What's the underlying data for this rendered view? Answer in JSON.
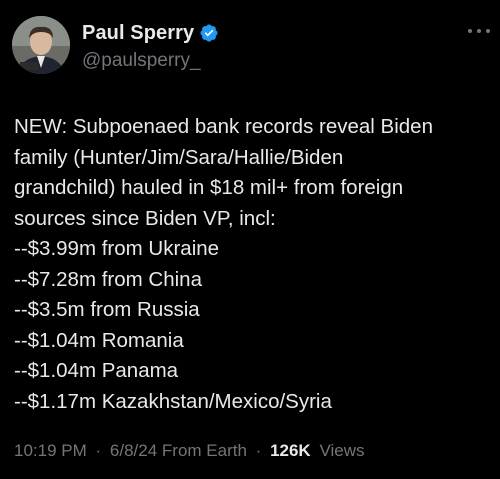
{
  "author": {
    "display_name": "Paul Sperry",
    "handle": "@paulsperry_",
    "verified_icon": "verified-badge-icon",
    "verified_color": "#1d9bf0"
  },
  "tweet": {
    "lines": [
      "NEW: Subpoenaed bank records reveal Biden",
      "family (Hunter/Jim/Sara/Hallie/Biden",
      "grandchild) hauled in $18 mil+ from foreign",
      "sources since Biden VP, incl:",
      "--$3.99m from Ukraine",
      "--$7.28m from China",
      "--$3.5m from Russia",
      "--$1.04m Romania",
      "--$1.04m Panama",
      "--$1.17m Kazakhstan/Mexico/Syria"
    ]
  },
  "meta": {
    "time": "10:19 PM",
    "separator": "·",
    "date_location": "6/8/24 From Earth",
    "views_count": "126K",
    "views_label": "Views"
  },
  "colors": {
    "background": "#000000",
    "text_primary": "#e7e9ea",
    "text_secondary": "#71767b"
  },
  "icons": {
    "more": "more-options-icon"
  }
}
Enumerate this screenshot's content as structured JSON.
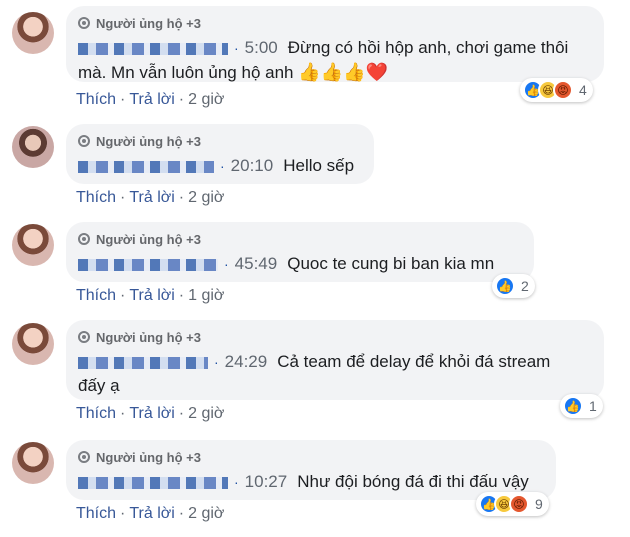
{
  "supporter_badge_label": "Người ủng hộ +3",
  "actions": {
    "like": "Thích",
    "reply": "Trả lời",
    "separator": "·"
  },
  "comments": [
    {
      "time": "5:00",
      "text_line1": "Đừng có hồi hộp anh, chơi game thôi",
      "text_line2": "mà. Mn vẫn luôn ủng hộ anh",
      "emojis": "👍👍👍❤️",
      "ago": "2 giờ",
      "reaction_count": "4",
      "reaction_icons": [
        "like-icon",
        "haha-icon",
        "angry-icon"
      ]
    },
    {
      "time": "20:10",
      "text_line1": "Hello sếp",
      "ago": "2 giờ"
    },
    {
      "time": "45:49",
      "text_line1": "Quoc te cung bi ban kia mn",
      "ago": "1 giờ",
      "reaction_count": "2",
      "reaction_icons": [
        "like-icon"
      ]
    },
    {
      "time": "24:29",
      "text_line1": "Cả team để delay để khỏi đá stream",
      "text_line2": "đấy ạ",
      "ago": "2 giờ",
      "reaction_count": "1",
      "reaction_icons": [
        "like-icon"
      ]
    },
    {
      "time": "10:27",
      "text_line1": "Như đội bóng đá đi thi đấu vậy",
      "ago": "2 giờ",
      "reaction_count": "9",
      "reaction_icons": [
        "like-icon",
        "haha-icon",
        "angry-icon"
      ]
    }
  ],
  "colors": {
    "link": "#385898",
    "bubble": "#f2f3f5",
    "like": "#1877f2"
  }
}
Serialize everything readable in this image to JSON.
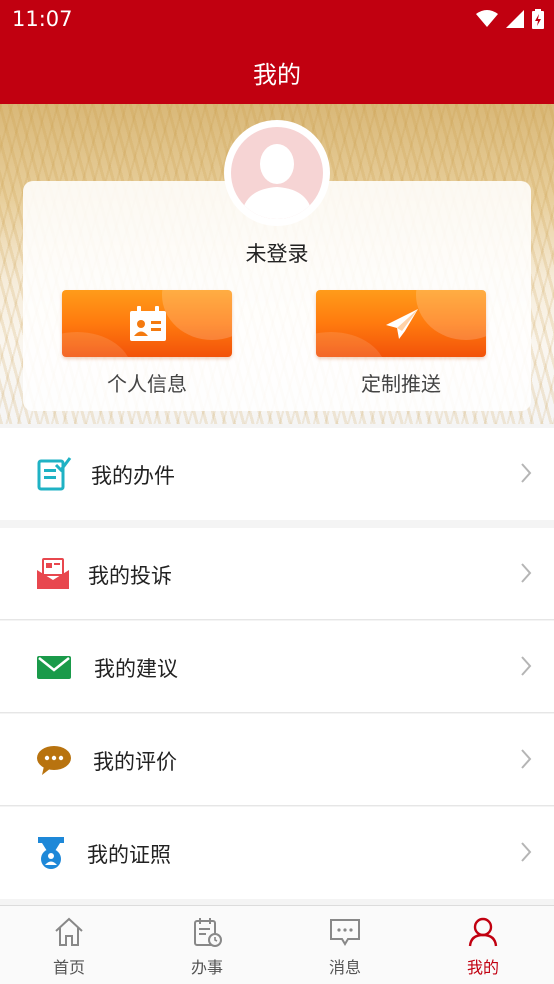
{
  "status_bar": {
    "time": "11:07"
  },
  "header": {
    "title": "我的"
  },
  "profile": {
    "login_status": "未登录"
  },
  "features": [
    {
      "label": "个人信息",
      "icon": "id-card-icon"
    },
    {
      "label": "定制推送",
      "icon": "paper-plane-icon"
    }
  ],
  "menu": [
    {
      "label": "我的办件",
      "icon": "edit-check-icon",
      "color": "#1fb2c4"
    },
    {
      "label": "我的投诉",
      "icon": "complaint-mail-icon",
      "color": "#e8474e"
    },
    {
      "label": "我的建议",
      "icon": "envelope-icon",
      "color": "#1a9a4a"
    },
    {
      "label": "我的评价",
      "icon": "chat-bubble-icon",
      "color": "#b8730f"
    },
    {
      "label": "我的证照",
      "icon": "certificate-badge-icon",
      "color": "#1e88d8"
    }
  ],
  "nav": [
    {
      "label": "首页",
      "icon": "home-icon"
    },
    {
      "label": "办事",
      "icon": "calendar-clock-icon"
    },
    {
      "label": "消息",
      "icon": "message-icon"
    },
    {
      "label": "我的",
      "icon": "user-icon",
      "active": true
    }
  ],
  "colors": {
    "brand_red": "#c10010",
    "orange": "#ff7a0e"
  }
}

Exercise :: Print all of the entries word for word. Skip any images they contain.

Task solution ::
What's the underlying data for this rendered view? Answer in JSON.
{
  "author": {
    "display_name": "Paul Sperry",
    "handle": "@paulsperry_",
    "verified_icon": "verified-badge-icon",
    "verified_color": "#1d9bf0"
  },
  "tweet": {
    "lines": [
      "NEW: Subpoenaed bank records reveal Biden",
      "family (Hunter/Jim/Sara/Hallie/Biden",
      "grandchild) hauled in $18 mil+ from foreign",
      "sources since Biden VP, incl:",
      "--$3.99m from Ukraine",
      "--$7.28m from China",
      "--$3.5m from Russia",
      "--$1.04m Romania",
      "--$1.04m Panama",
      "--$1.17m Kazakhstan/Mexico/Syria"
    ]
  },
  "meta": {
    "time": "10:19 PM",
    "separator": "·",
    "date_location": "6/8/24 From Earth",
    "views_count": "126K",
    "views_label": "Views"
  },
  "colors": {
    "background": "#000000",
    "text_primary": "#e7e9ea",
    "text_secondary": "#71767b"
  },
  "icons": {
    "more": "more-options-icon"
  }
}
Enumerate this screenshot's content as structured JSON.
{
  "supporter_badge_label": "Người ủng hộ +3",
  "actions": {
    "like": "Thích",
    "reply": "Trả lời",
    "separator": "·"
  },
  "comments": [
    {
      "time": "5:00",
      "text_line1": "Đừng có hồi hộp anh, chơi game thôi",
      "text_line2": "mà. Mn vẫn luôn ủng hộ anh",
      "emojis": "👍👍👍❤️",
      "ago": "2 giờ",
      "reaction_count": "4",
      "reaction_icons": [
        "like-icon",
        "haha-icon",
        "angry-icon"
      ]
    },
    {
      "time": "20:10",
      "text_line1": "Hello sếp",
      "ago": "2 giờ"
    },
    {
      "time": "45:49",
      "text_line1": "Quoc te cung bi ban kia mn",
      "ago": "1 giờ",
      "reaction_count": "2",
      "reaction_icons": [
        "like-icon"
      ]
    },
    {
      "time": "24:29",
      "text_line1": "Cả team để delay để khỏi đá stream",
      "text_line2": "đấy ạ",
      "ago": "2 giờ",
      "reaction_count": "1",
      "reaction_icons": [
        "like-icon"
      ]
    },
    {
      "time": "10:27",
      "text_line1": "Như đội bóng đá đi thi đấu vậy",
      "ago": "2 giờ",
      "reaction_count": "9",
      "reaction_icons": [
        "like-icon",
        "haha-icon",
        "angry-icon"
      ]
    }
  ],
  "colors": {
    "link": "#385898",
    "bubble": "#f2f3f5",
    "like": "#1877f2"
  }
}
Serialize everything readable in this image to JSON.
{
  "status_bar": {
    "time": "11:07"
  },
  "header": {
    "title": "我的"
  },
  "profile": {
    "login_status": "未登录"
  },
  "features": [
    {
      "label": "个人信息",
      "icon": "id-card-icon"
    },
    {
      "label": "定制推送",
      "icon": "paper-plane-icon"
    }
  ],
  "menu": [
    {
      "label": "我的办件",
      "icon": "edit-check-icon",
      "color": "#1fb2c4"
    },
    {
      "label": "我的投诉",
      "icon": "complaint-mail-icon",
      "color": "#e8474e"
    },
    {
      "label": "我的建议",
      "icon": "envelope-icon",
      "color": "#1a9a4a"
    },
    {
      "label": "我的评价",
      "icon": "chat-bubble-icon",
      "color": "#b8730f"
    },
    {
      "label": "我的证照",
      "icon": "certificate-badge-icon",
      "color": "#1e88d8"
    }
  ],
  "nav": [
    {
      "label": "首页",
      "icon": "home-icon"
    },
    {
      "label": "办事",
      "icon": "calendar-clock-icon"
    },
    {
      "label": "消息",
      "icon": "message-icon"
    },
    {
      "label": "我的",
      "icon": "user-icon",
      "active": true
    }
  ],
  "colors": {
    "brand_red": "#c10010",
    "orange": "#ff7a0e"
  }
}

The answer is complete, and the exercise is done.